* _WHAT THIS TASK INVOLVES_: Print the part of the entries that opens with the line containing "108, 272, 125]" and closes with the line containing "staticText: Чат с", including both of those lines and reproducing every line unchanged.

* _GIVEN RECORDS_:
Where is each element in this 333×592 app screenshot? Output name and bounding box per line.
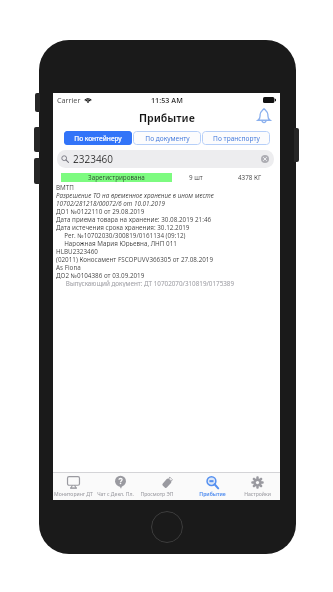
button[interactable]: Notifications	[255, 108, 272, 125]
button[interactable]: Мониторинг ДТ	[51, 473, 96, 500]
button[interactable]: 2323460	[57, 150, 274, 168]
staticText: (02011) Коносамент FSCOPUVV366305 от 27.…	[56, 255, 214, 263]
staticText: Разрешение ТО на временное хранение в ин…	[56, 191, 214, 199]
button[interactable]: Прибытие	[190, 473, 235, 500]
staticText: Carrier	[57, 95, 81, 105]
staticText: Нарожная Мария Юрьевна, ЛНП 011	[56, 239, 177, 247]
staticText: 10702/281218/00072/6 от 10.01.2019	[56, 199, 165, 207]
staticText: По транспорту	[213, 134, 260, 143]
staticText: По контейнеру	[74, 134, 122, 143]
button[interactable]: По транспорту	[202, 131, 270, 145]
button[interactable]: Просмотр ЭП	[145, 473, 190, 500]
staticText: Дата приема товара на хранение: 30.08.20…	[56, 215, 212, 223]
staticText: По документу	[145, 134, 190, 143]
staticText: As Fiona	[56, 263, 81, 271]
staticText: ВМТП	[56, 183, 74, 191]
staticText: Прибытие	[199, 491, 226, 498]
button[interactable]: Чат с Декл. Пл.	[98, 473, 143, 500]
staticText: Чат с Декл. Пл.	[97, 491, 134, 498]
button[interactable]: По документу	[133, 131, 201, 145]
staticText: Выпускающий документ: ДТ 10702070/310819…	[56, 279, 235, 287]
staticText: Рег. №10702030/300819/0161134 (09:12)	[56, 231, 186, 239]
staticText: HLBU2323460	[56, 247, 98, 255]
staticText: 4378 КГ	[238, 173, 262, 182]
staticText: ДО1 №0122110 от 29.08.2019	[56, 207, 145, 215]
button[interactable]: По контейнеру	[64, 131, 132, 145]
staticText: Прибытие	[139, 111, 195, 125]
staticText: Просмотр ЭП	[140, 491, 174, 498]
staticText: Зарегистрирована	[88, 173, 145, 182]
staticText: 11:53 AM	[151, 95, 183, 105]
staticText: 2323460	[73, 152, 114, 166]
staticText: Настройки	[244, 491, 271, 498]
staticText: ДО2 №0104386 от 03.09.2019	[56, 271, 145, 279]
staticText: 9 шт	[189, 173, 203, 182]
staticText: Мониторинг ДТ	[54, 491, 93, 498]
button[interactable]: Настройки	[235, 473, 280, 500]
staticText: Дата истечения срока хранения: 30.12.201…	[56, 223, 190, 231]
button[interactable]: Clear text	[261, 155, 269, 163]
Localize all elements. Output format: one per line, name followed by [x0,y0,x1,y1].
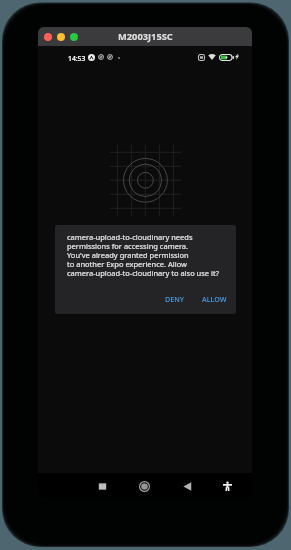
staticText: DENY [165,294,185,304]
button[interactable]: Accessibility [214,473,240,499]
staticText: 14:53 [68,54,86,63]
button[interactable]: Home [131,473,157,499]
button[interactable]: Back [174,473,200,499]
button[interactable]: DENY [161,292,189,306]
button[interactable]: ALLOW [198,292,231,306]
staticText: camera-upload-to-cloudinary needs permis… [67,232,219,279]
button[interactable]: Recents [89,473,115,499]
staticText: M2003J15SC [118,30,173,43]
staticText: ALLOW [202,294,227,304]
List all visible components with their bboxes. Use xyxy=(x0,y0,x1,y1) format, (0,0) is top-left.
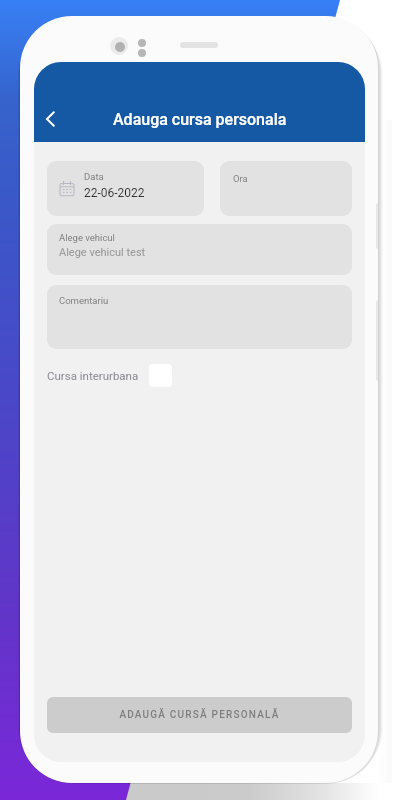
staticText: Data xyxy=(84,171,104,182)
button[interactable]: Data field xyxy=(47,161,204,216)
staticText: ADAUGĂ CURSĂ PERSONALĂ xyxy=(119,709,280,721)
staticText: Comentariu xyxy=(59,295,109,306)
button[interactable]: Back xyxy=(34,97,73,141)
staticText: Cursa interurbana xyxy=(47,369,139,382)
button[interactable]: ADAUGĂ CURSĂ PERSONALĂ xyxy=(47,697,352,733)
button[interactable]: Ora field xyxy=(220,161,352,216)
staticText: Alege vehicul xyxy=(59,232,115,243)
button[interactable]: Alege vehicul xyxy=(47,224,352,275)
staticText: Adauga cursa personala xyxy=(113,110,287,129)
staticText: Alege vehicul test xyxy=(59,246,146,259)
button[interactable]: Comentariu xyxy=(47,285,352,349)
staticText: 22-06-2022 xyxy=(84,186,145,200)
button[interactable]: Cursa interurbana xyxy=(47,362,172,388)
staticText: Ora xyxy=(233,173,248,184)
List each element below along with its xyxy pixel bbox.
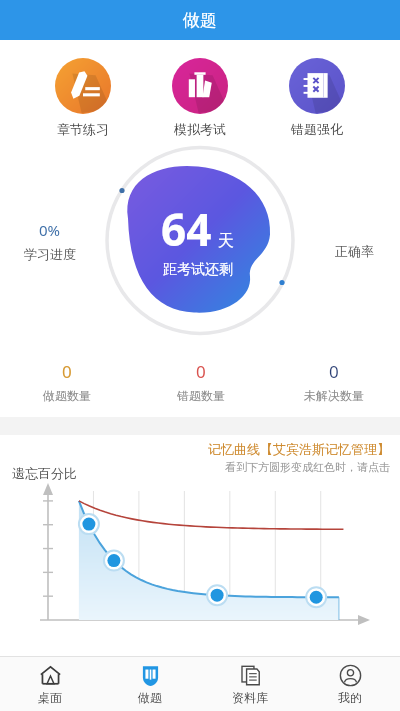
staticText: 我的 bbox=[338, 690, 362, 705]
button[interactable]: 0 bbox=[134, 356, 267, 407]
staticText: 距考试还剩 bbox=[163, 261, 233, 279]
other: 模拟考试 bbox=[172, 58, 228, 114]
staticText: 天 bbox=[218, 231, 234, 251]
staticText: 做题数量 bbox=[43, 388, 91, 403]
staticText: 做题 bbox=[138, 690, 162, 705]
button[interactable]: 0 bbox=[0, 356, 134, 407]
button[interactable]: 错题强化 bbox=[283, 56, 351, 139]
staticText: 0 bbox=[62, 360, 72, 383]
staticText: 章节练习 bbox=[57, 121, 109, 137]
staticText: 错题强化 bbox=[291, 121, 343, 137]
staticText: 0 bbox=[329, 360, 339, 383]
button[interactable]: 我的 bbox=[300, 659, 400, 710]
staticText: 错题数量 bbox=[177, 388, 225, 403]
button[interactable]: 模拟考试 bbox=[166, 56, 234, 139]
staticText: 0% bbox=[39, 220, 61, 240]
staticText: 资料库 bbox=[232, 690, 268, 705]
button[interactable]: 章节练习 bbox=[49, 56, 117, 139]
other: 错题强化 bbox=[289, 58, 345, 114]
button[interactable]: 桌面 bbox=[0, 659, 100, 710]
staticText: 看到下方圆形变成红色时，请点击 bbox=[225, 460, 390, 474]
staticText: 学习进度 bbox=[24, 246, 76, 262]
staticText: 遗忘百分比 bbox=[12, 465, 77, 481]
button[interactable]: 资料库 bbox=[200, 659, 300, 710]
button[interactable]: 做题 bbox=[100, 659, 200, 710]
other: 章节练习 bbox=[55, 58, 111, 114]
staticText: 未解决数量 bbox=[304, 388, 364, 403]
staticText: 0 bbox=[196, 360, 206, 383]
staticText: 正确率 bbox=[335, 243, 374, 259]
staticText: 记忆曲线【艾宾浩斯记忆管理】 bbox=[208, 441, 390, 457]
staticText: 模拟考试 bbox=[174, 121, 226, 137]
staticText: 桌面 bbox=[38, 690, 62, 705]
button[interactable]: 0 bbox=[267, 356, 400, 407]
staticText: 64 bbox=[161, 199, 212, 259]
staticText: 做题 bbox=[183, 10, 217, 31]
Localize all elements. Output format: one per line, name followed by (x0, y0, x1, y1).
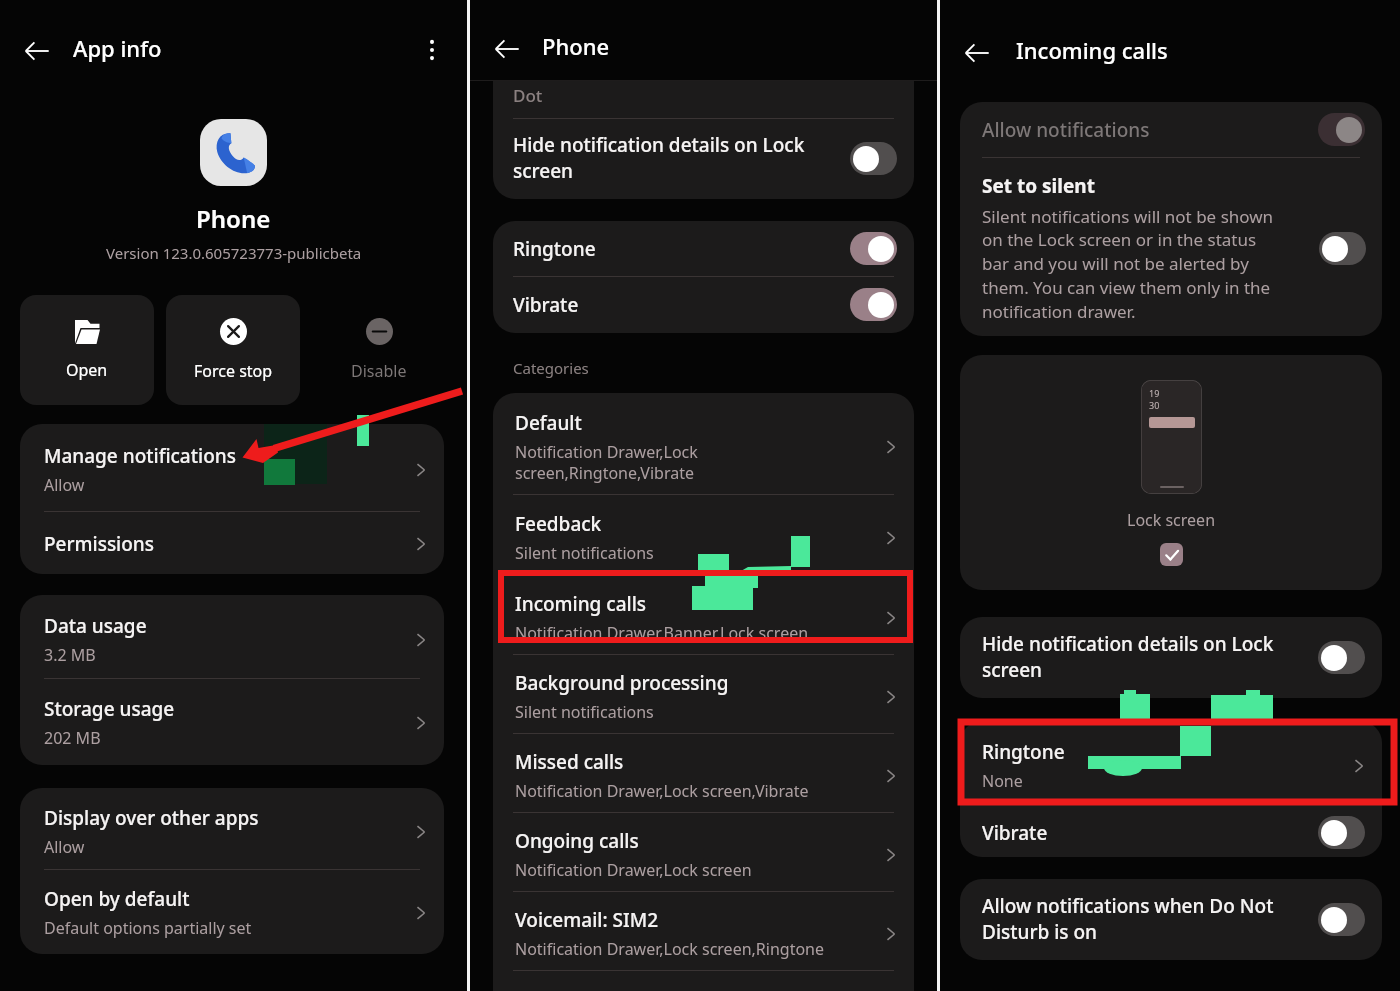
staticText: Notification Drawer,Banner,Lock screen (515, 622, 809, 644)
staticText: Default (515, 410, 582, 436)
staticText: Set to silent (982, 173, 1095, 199)
staticText: Ringtone (982, 739, 1065, 765)
staticText: Allow (44, 836, 85, 858)
button[interactable]: On (850, 232, 897, 265)
button[interactable]: Background processing (493, 655, 914, 733)
staticText: Open by default (44, 886, 190, 912)
button[interactable]: Back (24, 38, 50, 64)
button[interactable]: Allow notifications (960, 102, 1382, 157)
button[interactable]: On (1318, 113, 1365, 146)
staticText: Incoming calls (515, 591, 647, 617)
button[interactable]: Lock screen checkbox (1160, 543, 1183, 566)
button[interactable]: Data usage (20, 595, 444, 678)
staticText: Silent notifications will not be shown o… (982, 205, 1278, 323)
staticText: Notification Drawer,Lock screen (515, 859, 752, 881)
staticText: Display over other apps (44, 805, 259, 831)
staticText: Notification Drawer,Lock screen,Ringtone… (515, 441, 698, 484)
staticText: Hide notification details on Lock screen (513, 132, 830, 184)
button[interactable]: Disable (312, 295, 446, 405)
button[interactable]: On (850, 288, 897, 321)
button[interactable]: Allow notifications when Do Not Disturb … (960, 879, 1382, 960)
staticText: Hide notification details on Lock screen (982, 631, 1298, 683)
button[interactable]: Display over other apps (20, 788, 444, 869)
staticText: Open (66, 359, 108, 381)
staticText: Categories (513, 358, 589, 378)
button[interactable]: Back (964, 40, 990, 66)
staticText: Incoming calls (1016, 35, 1168, 65)
button[interactable]: Manage notifications (20, 424, 444, 511)
button[interactable]: Ongoing calls (493, 813, 914, 891)
staticText: Allow notifications (982, 117, 1298, 143)
button[interactable]: Feedback (493, 495, 914, 575)
staticText: Allow (44, 474, 85, 496)
button[interactable]: Off (1318, 816, 1365, 849)
button[interactable]: Off (850, 142, 897, 175)
button[interactable]: Vibrate (960, 808, 1382, 857)
staticText: Missed calls (515, 749, 624, 775)
button[interactable]: Off (1318, 903, 1365, 936)
staticText: Data usage (44, 613, 147, 639)
button[interactable]: More options (418, 36, 446, 64)
staticText: Ringtone (513, 236, 830, 262)
staticText: App info (73, 33, 162, 63)
staticText: Permissions (44, 531, 155, 557)
button[interactable]: Open (20, 295, 154, 405)
staticText: Force stop (194, 360, 273, 382)
staticText: Phone (542, 31, 610, 61)
staticText: Phone (196, 202, 271, 235)
staticText: 19 (1149, 387, 1160, 399)
button[interactable]: Set to silent (960, 158, 1382, 336)
staticText: Notification Drawer,Lock screen,Vibrate (515, 780, 809, 802)
button[interactable]: Incoming calls (493, 576, 914, 654)
button[interactable]: Hide notification details on Lock screen (960, 617, 1382, 698)
staticText: Vibrate (513, 292, 830, 318)
button[interactable]: Open by default (20, 870, 444, 954)
button[interactable]: Ringtone (960, 721, 1382, 808)
staticText: Storage usage (44, 696, 175, 722)
staticText: Manage notifications (44, 443, 236, 469)
button[interactable]: Missed calls (493, 734, 914, 812)
staticText: Ongoing calls (515, 828, 639, 854)
staticText: Disable (351, 360, 407, 382)
staticText: Vibrate (982, 820, 1298, 846)
button[interactable]: Force stop (166, 295, 300, 405)
staticText: Notification Drawer,Lock screen,Ringtone (515, 938, 825, 960)
staticText: Default options partially set (44, 917, 252, 939)
button[interactable]: Ringtone (493, 221, 914, 276)
button[interactable]: Default (493, 393, 914, 494)
button[interactable]: Off (1319, 232, 1366, 265)
button[interactable]: Hide notification details on Lock screen (493, 119, 914, 199)
staticText: Silent notifications (515, 701, 654, 723)
staticText: 30 (1149, 399, 1160, 411)
staticText: Lock screen (1127, 509, 1216, 531)
staticText: Dot (513, 84, 543, 107)
button[interactable]: Back (494, 36, 520, 62)
button[interactable]: Off (1318, 641, 1365, 674)
staticText: None (982, 770, 1023, 792)
staticText: 3.2 MB (44, 644, 96, 666)
staticText: 202 MB (44, 727, 101, 749)
staticText: Feedback (515, 511, 602, 537)
button[interactable]: Permissions (20, 512, 444, 574)
staticText: Version 123.0.605723773-publicbeta (106, 243, 362, 263)
staticText: Background processing (515, 670, 729, 696)
button[interactable]: Storage usage (20, 679, 444, 765)
button[interactable]: Voicemail: SIM2 (493, 892, 914, 970)
button[interactable]: Vibrate (493, 277, 914, 333)
staticText: Voicemail: SIM2 (515, 907, 658, 933)
staticText: Allow notifications when Do Not Disturb … (982, 893, 1298, 945)
staticText: Silent notifications (515, 542, 654, 564)
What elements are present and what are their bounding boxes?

* _CORRECT RESULT_:
button[interactable]: Notifications	[255, 108, 272, 125]
button[interactable]: Мониторинг ДТ	[51, 473, 96, 500]
button[interactable]: 2323460	[57, 150, 274, 168]
staticText: (02011) Коносамент FSCOPUVV366305 от 27.…	[56, 255, 214, 263]
staticText: Разрешение ТО на временное хранение в ин…	[56, 191, 214, 199]
button[interactable]: Прибытие	[190, 473, 235, 500]
staticText: Carrier	[57, 95, 81, 105]
staticText: Нарожная Мария Юрьевна, ЛНП 011	[56, 239, 177, 247]
staticText: 10702/281218/00072/6 от 10.01.2019	[56, 199, 165, 207]
staticText: По транспорту	[213, 134, 260, 143]
staticText: По контейнеру	[74, 134, 122, 143]
button[interactable]: По транспорту	[202, 131, 270, 145]
button[interactable]: Просмотр ЭП	[145, 473, 190, 500]
staticText: Дата приема товара на хранение: 30.08.20…	[56, 215, 212, 223]
staticText: По документу	[145, 134, 190, 143]
staticText: As Fiona	[56, 263, 81, 271]
staticText: ВМТП	[56, 183, 74, 191]
staticText: Прибытие	[199, 491, 226, 498]
button[interactable]: Чат с Декл. Пл.	[98, 473, 143, 500]
staticText: Чат с Декл. Пл.	[97, 491, 134, 498]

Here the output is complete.